● **Required task**
In the listing below, count the lines with "content" and report only the figure.

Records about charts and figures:
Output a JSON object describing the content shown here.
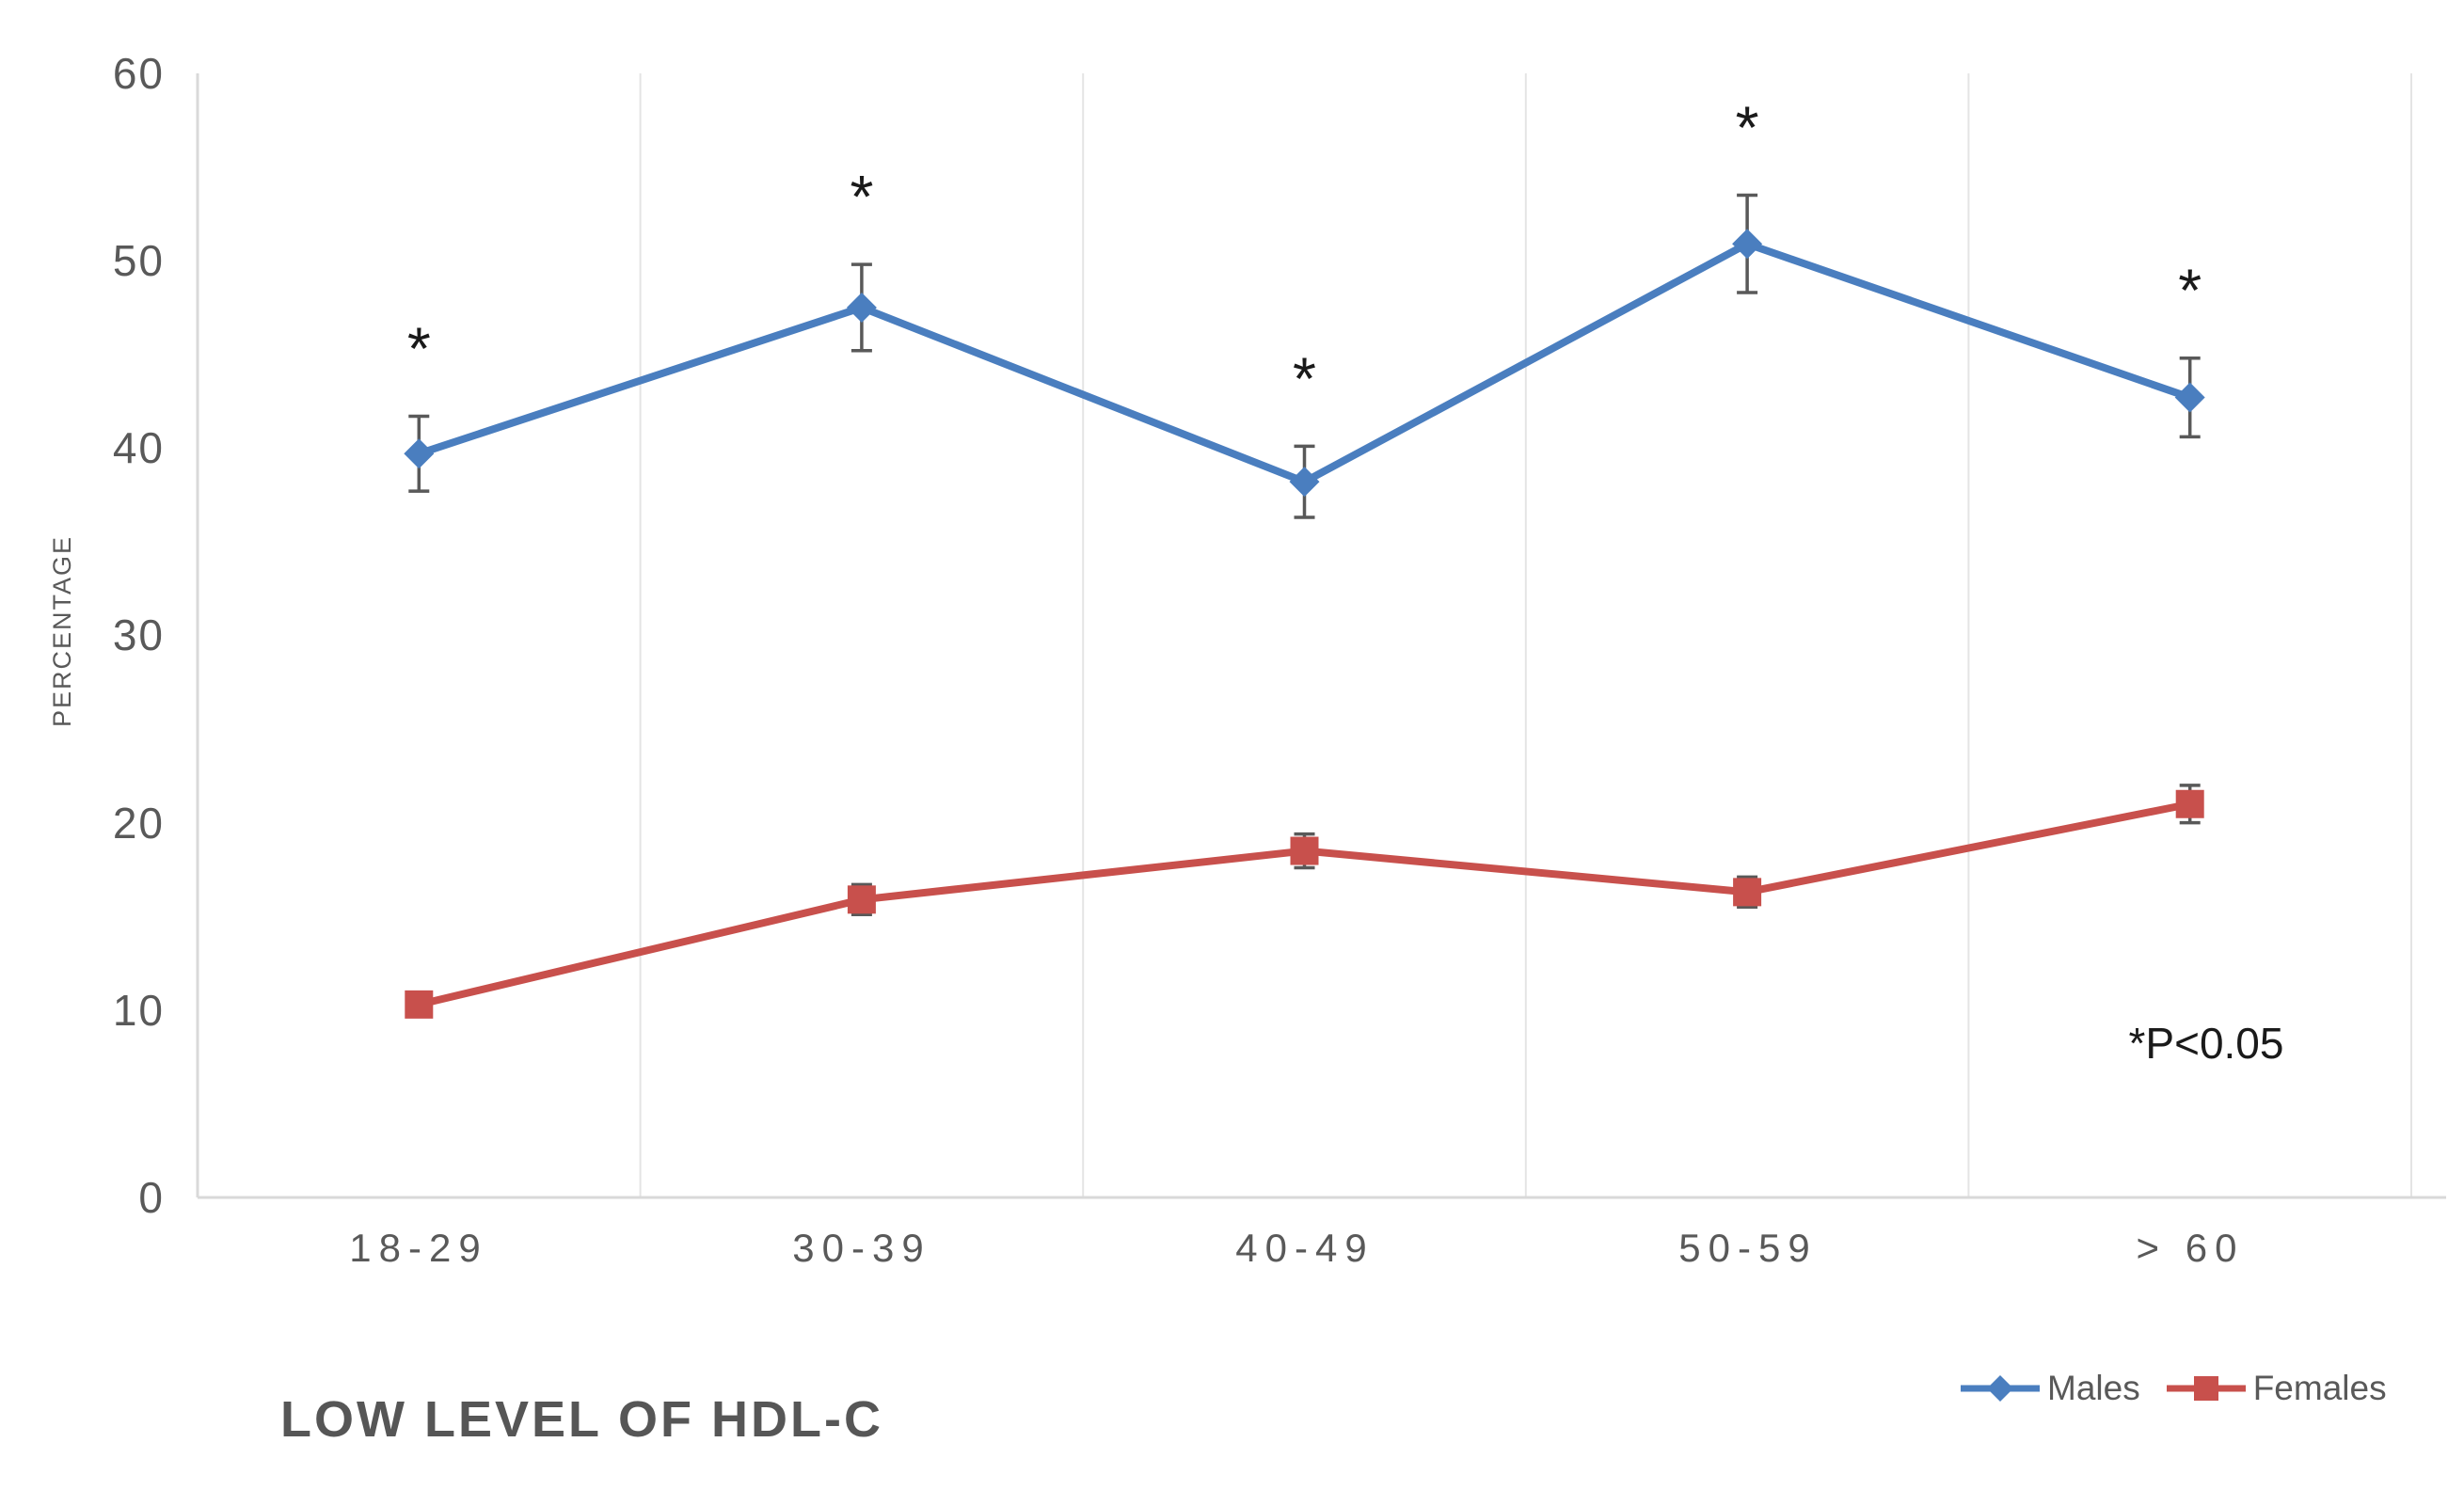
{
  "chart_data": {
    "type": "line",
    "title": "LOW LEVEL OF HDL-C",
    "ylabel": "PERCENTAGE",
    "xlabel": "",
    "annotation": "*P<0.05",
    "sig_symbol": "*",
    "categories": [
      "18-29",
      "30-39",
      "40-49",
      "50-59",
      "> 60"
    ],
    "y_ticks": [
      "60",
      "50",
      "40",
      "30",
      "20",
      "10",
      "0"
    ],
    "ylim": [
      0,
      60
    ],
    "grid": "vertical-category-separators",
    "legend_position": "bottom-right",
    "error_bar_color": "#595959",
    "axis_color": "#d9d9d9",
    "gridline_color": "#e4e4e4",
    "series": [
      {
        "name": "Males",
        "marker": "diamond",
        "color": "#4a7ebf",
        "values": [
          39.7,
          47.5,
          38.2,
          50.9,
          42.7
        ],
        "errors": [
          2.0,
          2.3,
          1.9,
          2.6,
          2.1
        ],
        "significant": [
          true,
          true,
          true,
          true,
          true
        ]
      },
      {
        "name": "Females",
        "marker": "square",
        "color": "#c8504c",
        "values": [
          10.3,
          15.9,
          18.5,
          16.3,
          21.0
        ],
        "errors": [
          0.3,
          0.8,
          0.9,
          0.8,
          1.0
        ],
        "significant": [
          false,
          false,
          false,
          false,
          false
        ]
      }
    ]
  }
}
* * *
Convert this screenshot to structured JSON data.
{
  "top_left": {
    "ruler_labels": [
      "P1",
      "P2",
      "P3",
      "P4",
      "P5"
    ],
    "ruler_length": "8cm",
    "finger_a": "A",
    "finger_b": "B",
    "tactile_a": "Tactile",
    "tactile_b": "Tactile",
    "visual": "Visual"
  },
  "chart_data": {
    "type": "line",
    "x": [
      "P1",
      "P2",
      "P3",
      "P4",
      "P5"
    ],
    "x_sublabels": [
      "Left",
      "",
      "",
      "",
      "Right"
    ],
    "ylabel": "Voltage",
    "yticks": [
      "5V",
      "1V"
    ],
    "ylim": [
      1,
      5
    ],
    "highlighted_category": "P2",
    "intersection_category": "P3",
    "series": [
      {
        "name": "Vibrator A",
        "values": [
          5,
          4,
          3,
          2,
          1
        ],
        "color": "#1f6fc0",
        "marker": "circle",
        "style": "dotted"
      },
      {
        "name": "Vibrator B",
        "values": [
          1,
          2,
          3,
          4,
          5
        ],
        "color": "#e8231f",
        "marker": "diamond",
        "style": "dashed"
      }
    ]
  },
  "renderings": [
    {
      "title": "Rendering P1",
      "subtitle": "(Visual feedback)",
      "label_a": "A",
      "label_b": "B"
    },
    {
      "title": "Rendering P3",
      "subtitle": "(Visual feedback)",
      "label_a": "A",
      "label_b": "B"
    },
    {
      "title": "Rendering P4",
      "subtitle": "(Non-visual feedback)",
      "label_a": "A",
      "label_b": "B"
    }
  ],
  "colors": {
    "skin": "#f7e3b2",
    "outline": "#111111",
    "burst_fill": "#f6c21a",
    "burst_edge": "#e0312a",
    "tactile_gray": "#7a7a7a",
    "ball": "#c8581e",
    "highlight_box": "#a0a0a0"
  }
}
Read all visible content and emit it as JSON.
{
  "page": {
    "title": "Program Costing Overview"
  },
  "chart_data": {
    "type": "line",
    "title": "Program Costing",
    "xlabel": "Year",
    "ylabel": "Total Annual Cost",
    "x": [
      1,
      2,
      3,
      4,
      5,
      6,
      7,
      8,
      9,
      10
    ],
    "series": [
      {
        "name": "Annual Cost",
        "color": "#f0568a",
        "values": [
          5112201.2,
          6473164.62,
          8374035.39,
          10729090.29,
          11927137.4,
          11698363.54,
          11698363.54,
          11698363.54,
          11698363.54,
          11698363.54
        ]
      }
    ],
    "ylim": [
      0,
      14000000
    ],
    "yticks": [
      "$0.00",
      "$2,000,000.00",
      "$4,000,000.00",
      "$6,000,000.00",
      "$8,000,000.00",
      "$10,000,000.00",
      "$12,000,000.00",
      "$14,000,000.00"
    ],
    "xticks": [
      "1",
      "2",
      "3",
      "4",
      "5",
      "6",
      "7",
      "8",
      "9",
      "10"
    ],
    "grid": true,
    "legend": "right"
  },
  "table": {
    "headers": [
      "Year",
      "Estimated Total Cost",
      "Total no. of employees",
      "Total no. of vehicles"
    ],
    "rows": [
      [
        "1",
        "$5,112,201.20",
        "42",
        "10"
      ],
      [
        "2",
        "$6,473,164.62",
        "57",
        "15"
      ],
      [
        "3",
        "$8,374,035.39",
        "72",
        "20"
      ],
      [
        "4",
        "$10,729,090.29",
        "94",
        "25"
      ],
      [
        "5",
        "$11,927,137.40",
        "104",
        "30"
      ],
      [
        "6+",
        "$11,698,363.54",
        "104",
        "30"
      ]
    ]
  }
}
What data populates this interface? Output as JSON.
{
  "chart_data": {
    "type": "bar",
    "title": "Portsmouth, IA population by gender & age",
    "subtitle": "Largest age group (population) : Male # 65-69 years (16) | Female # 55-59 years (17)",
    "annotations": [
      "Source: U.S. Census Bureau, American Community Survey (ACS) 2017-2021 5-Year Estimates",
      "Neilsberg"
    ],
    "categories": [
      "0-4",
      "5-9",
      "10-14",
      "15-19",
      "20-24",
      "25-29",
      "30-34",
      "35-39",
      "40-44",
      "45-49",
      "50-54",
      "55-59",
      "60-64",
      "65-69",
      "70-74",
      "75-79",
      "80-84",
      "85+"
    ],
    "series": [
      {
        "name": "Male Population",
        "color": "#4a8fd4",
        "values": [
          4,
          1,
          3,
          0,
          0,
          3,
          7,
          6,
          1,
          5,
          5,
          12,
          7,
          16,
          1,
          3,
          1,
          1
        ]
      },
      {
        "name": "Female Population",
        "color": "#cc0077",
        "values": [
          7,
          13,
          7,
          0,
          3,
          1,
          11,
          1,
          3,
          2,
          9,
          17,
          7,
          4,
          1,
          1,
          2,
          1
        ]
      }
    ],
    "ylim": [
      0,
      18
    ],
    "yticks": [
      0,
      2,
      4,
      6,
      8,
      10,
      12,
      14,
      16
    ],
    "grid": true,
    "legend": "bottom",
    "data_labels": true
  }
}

● **Written response**
2